DIRECTIVE -
Nothing in the records may be left out or altered; reproduce them all exactly.

# Start of TASK INPUTS

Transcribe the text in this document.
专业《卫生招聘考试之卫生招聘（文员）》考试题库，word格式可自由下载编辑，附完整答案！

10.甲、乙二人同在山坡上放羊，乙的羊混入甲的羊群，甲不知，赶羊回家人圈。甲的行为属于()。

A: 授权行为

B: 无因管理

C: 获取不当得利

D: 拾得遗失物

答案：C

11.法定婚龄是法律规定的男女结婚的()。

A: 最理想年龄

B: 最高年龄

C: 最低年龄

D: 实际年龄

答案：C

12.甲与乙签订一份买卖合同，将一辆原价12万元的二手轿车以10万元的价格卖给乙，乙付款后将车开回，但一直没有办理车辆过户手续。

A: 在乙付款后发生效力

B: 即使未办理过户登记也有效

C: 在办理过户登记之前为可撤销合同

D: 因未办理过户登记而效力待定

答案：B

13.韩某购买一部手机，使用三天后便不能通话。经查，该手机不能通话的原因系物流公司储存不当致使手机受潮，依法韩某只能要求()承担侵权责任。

# End of TASK INPUTS

RESPONSE TO THIS EXERCISE -
Transcribe the text in this document.
专业《卫生招聘考试之卫生招聘（文员）》考试题库，word格式可自由下载编辑，附完整答案！

10.甲、乙二人同在山坡上放羊，乙的羊混入甲的羊群，甲不知，赶羊回家人圈。甲的行为属于()。

A: 授权行为

B: 无因管理

C: 获取不当得利

D: 拾得遗失物

答案：C

11.法定婚龄是法律规定的男女结婚的()。

A: 最理想年龄

B: 最高年龄

C: 最低年龄

D: 实际年龄

答案：C

12.甲与乙签订一份买卖合同，将一辆原价12万元的二手轿车以10万元的价格卖给乙，乙付款后将车开回，但一直没有办理车辆过户手续。

A: 在乙付款后发生效力

B: 即使未办理过户登记也有效

C: 在办理过户登记之前为可撤销合同

D: 因未办理过户登记而效力待定

答案：B

13.韩某购买一部手机，使用三天后便不能通话。经查，该手机不能通话的原因系物流公司储存不当致使手机受潮，依法韩某只能要求()承担侵权责任。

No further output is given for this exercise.